INFORMATION GIVEN
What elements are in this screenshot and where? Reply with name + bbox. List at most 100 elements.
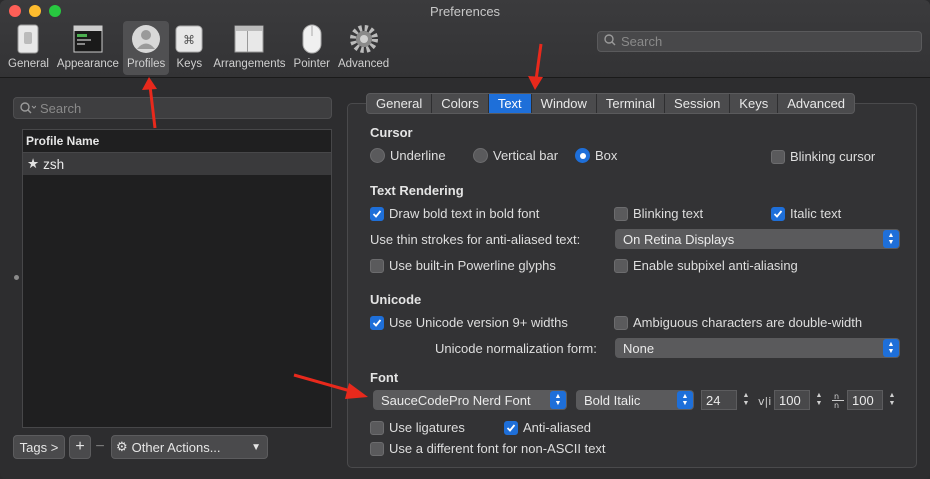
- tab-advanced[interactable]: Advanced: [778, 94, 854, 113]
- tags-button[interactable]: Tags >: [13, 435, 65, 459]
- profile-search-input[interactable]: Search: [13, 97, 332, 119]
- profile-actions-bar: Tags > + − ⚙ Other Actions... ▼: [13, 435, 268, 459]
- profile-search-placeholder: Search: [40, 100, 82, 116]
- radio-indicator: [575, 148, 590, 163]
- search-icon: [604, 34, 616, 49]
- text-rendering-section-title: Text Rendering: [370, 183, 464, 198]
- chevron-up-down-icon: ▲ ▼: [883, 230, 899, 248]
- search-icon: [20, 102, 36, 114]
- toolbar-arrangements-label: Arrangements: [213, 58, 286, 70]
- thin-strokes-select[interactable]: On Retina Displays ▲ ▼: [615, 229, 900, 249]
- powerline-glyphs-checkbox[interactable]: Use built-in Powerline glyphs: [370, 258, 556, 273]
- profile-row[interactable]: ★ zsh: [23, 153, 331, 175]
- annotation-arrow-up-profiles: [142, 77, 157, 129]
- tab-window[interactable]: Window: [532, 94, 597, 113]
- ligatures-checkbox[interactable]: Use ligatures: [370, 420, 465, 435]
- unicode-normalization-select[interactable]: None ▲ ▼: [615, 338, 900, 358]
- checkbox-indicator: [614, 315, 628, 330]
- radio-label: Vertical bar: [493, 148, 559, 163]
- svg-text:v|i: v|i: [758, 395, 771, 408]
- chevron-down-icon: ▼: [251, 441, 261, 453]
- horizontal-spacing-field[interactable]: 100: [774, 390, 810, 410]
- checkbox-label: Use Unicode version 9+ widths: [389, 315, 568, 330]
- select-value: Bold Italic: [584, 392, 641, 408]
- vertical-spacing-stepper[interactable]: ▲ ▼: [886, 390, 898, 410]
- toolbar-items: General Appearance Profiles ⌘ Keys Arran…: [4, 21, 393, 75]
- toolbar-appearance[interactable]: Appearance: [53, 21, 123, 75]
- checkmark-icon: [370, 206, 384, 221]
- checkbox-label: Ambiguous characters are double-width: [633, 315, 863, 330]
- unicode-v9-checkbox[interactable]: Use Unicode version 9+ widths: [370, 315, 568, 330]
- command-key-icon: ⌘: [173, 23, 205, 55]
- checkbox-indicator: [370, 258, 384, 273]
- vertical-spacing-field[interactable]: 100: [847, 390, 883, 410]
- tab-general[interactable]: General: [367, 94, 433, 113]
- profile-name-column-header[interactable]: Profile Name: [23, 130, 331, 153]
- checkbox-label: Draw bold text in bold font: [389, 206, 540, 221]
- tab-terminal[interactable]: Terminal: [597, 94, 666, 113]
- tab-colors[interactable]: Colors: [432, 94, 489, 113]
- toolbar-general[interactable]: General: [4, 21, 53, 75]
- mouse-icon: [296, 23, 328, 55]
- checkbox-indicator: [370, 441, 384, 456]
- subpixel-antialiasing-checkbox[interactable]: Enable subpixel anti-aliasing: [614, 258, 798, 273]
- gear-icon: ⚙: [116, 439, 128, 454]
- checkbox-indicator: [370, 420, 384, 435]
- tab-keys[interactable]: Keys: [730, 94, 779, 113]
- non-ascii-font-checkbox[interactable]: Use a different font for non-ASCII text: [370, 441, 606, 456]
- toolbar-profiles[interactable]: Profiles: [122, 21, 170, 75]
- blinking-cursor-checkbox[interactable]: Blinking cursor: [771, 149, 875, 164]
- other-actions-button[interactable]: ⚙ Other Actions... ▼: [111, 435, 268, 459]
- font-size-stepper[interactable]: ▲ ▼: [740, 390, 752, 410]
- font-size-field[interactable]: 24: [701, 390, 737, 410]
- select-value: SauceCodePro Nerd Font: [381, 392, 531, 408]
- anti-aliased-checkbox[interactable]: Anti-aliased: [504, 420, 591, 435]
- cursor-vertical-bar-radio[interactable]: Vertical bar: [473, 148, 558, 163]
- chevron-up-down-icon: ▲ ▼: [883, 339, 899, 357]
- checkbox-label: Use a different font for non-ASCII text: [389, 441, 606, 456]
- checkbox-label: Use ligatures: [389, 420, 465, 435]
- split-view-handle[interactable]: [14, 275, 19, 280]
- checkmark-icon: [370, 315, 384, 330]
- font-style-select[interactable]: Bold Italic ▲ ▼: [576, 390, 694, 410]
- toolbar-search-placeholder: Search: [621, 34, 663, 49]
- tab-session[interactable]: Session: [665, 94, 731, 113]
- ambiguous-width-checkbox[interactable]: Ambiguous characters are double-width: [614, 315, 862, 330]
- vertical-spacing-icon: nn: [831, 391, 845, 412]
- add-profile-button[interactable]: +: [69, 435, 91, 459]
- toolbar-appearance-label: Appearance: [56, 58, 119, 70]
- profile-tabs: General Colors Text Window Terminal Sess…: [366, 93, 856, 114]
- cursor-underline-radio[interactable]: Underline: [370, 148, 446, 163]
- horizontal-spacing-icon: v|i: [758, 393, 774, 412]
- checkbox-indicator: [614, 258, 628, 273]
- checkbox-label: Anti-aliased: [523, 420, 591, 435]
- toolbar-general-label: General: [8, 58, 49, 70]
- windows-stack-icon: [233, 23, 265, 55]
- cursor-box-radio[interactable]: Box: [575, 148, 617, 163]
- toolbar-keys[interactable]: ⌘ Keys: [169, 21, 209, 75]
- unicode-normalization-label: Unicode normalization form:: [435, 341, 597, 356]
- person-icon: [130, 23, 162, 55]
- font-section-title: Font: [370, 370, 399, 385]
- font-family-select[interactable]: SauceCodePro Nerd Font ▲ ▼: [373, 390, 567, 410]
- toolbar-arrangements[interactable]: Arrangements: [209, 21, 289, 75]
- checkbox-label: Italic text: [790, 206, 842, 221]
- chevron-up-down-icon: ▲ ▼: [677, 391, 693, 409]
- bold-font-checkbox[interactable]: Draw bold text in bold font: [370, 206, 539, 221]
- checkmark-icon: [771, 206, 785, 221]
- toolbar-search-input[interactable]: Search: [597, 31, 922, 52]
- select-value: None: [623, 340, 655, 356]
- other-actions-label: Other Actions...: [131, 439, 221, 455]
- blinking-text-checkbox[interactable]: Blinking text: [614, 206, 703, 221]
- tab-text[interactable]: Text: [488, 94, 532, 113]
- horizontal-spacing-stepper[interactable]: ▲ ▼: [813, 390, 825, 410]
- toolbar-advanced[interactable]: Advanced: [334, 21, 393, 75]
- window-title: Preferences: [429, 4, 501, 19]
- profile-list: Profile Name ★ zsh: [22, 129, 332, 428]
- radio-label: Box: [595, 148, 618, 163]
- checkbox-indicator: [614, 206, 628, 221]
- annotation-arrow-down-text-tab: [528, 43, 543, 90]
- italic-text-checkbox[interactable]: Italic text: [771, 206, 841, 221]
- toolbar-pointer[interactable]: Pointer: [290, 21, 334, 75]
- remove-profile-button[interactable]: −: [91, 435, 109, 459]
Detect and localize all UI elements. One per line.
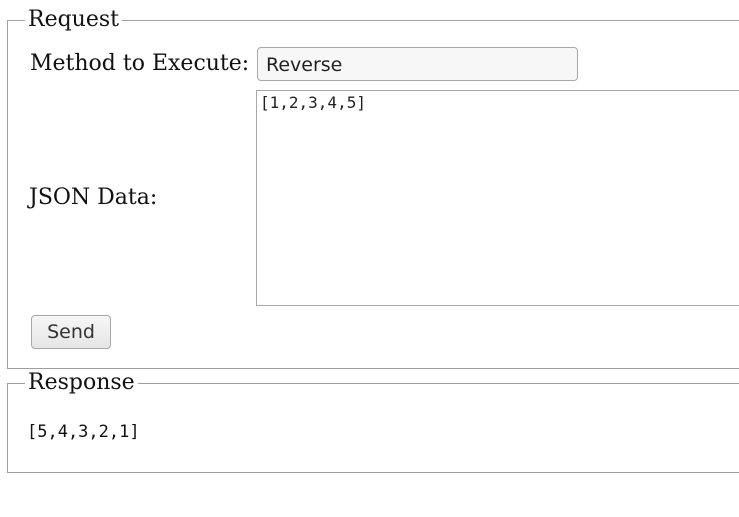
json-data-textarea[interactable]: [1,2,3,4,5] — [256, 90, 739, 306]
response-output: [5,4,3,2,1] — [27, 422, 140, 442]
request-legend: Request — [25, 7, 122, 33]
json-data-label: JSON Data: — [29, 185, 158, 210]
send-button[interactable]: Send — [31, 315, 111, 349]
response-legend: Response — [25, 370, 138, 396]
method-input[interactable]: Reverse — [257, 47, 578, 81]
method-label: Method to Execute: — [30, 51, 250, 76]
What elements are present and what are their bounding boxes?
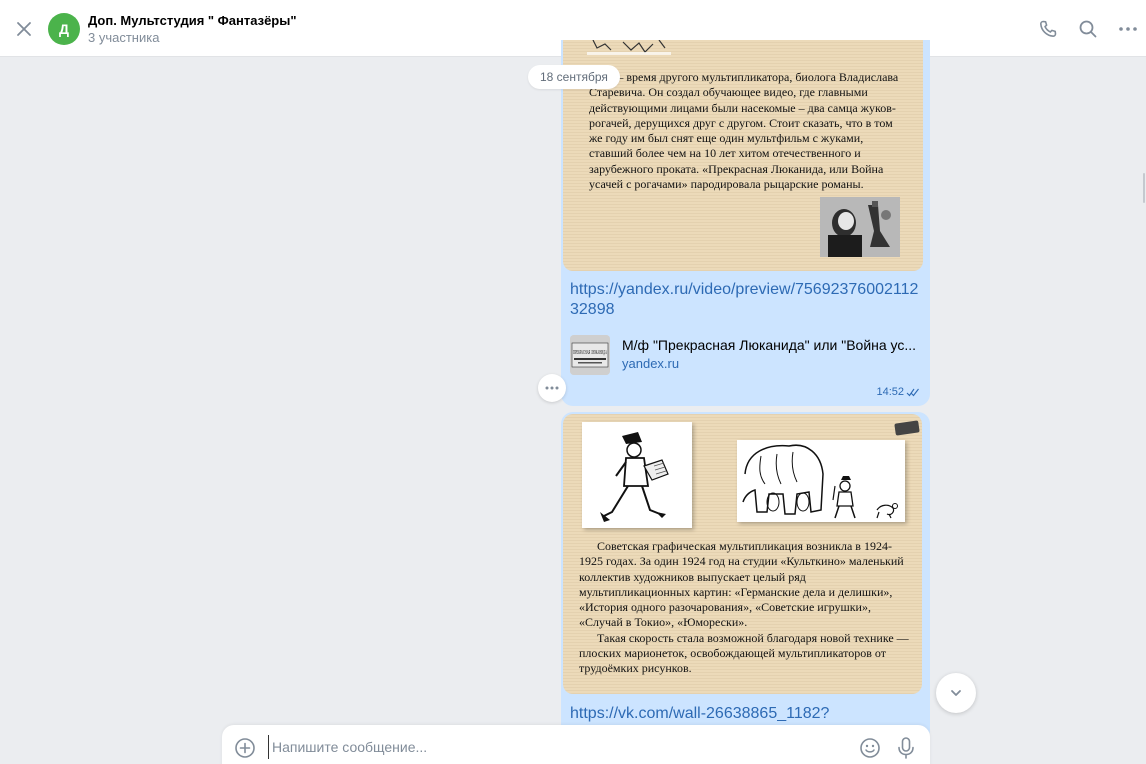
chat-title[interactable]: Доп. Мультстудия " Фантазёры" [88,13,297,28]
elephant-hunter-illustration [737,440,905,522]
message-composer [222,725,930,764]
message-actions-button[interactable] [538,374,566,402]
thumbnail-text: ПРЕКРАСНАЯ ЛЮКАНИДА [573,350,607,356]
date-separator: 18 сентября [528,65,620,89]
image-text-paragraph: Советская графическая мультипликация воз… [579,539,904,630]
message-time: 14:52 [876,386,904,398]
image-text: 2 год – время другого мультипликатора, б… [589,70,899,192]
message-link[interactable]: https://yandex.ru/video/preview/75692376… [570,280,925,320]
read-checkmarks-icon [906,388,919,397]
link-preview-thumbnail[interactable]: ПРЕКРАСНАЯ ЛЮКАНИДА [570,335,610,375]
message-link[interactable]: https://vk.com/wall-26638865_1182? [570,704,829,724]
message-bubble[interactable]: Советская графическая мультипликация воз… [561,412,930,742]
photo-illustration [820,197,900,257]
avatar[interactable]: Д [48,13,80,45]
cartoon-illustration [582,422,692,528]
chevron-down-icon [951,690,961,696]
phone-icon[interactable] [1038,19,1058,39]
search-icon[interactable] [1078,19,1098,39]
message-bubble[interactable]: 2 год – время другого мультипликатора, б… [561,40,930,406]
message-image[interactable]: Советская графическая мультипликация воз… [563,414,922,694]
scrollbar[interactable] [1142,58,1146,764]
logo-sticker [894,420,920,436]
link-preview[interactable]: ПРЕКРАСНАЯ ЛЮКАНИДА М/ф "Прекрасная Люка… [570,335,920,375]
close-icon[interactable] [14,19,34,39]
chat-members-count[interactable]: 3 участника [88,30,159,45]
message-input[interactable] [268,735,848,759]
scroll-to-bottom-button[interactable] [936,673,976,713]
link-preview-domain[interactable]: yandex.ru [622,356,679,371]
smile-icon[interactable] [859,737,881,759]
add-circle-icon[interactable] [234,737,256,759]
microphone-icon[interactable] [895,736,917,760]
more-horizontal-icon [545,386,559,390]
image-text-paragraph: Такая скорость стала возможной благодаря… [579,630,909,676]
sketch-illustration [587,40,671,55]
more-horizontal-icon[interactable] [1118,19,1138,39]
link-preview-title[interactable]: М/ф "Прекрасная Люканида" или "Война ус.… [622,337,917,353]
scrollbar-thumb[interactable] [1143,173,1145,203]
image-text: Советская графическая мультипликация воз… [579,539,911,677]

WHAT YOU HAVE TO DO
Repeat, character for character, the part of the data above that opens with the line containing "json-data-textarea[interactable]: [1,2,3,4,5] —" and closes with the line containing "response-legend: Response —", both lines included.

OUTPUT FOR THIS EXERCISE
json-data-textarea[interactable]: [1,2,3,4,5] — [256, 90, 739, 306]
response-output: [5,4,3,2,1] — [27, 422, 140, 442]
request-legend: Request — [25, 7, 122, 33]
json-data-label: JSON Data: — [29, 185, 158, 210]
send-button[interactable]: Send — [31, 315, 111, 349]
response-legend: Response — [25, 370, 138, 396]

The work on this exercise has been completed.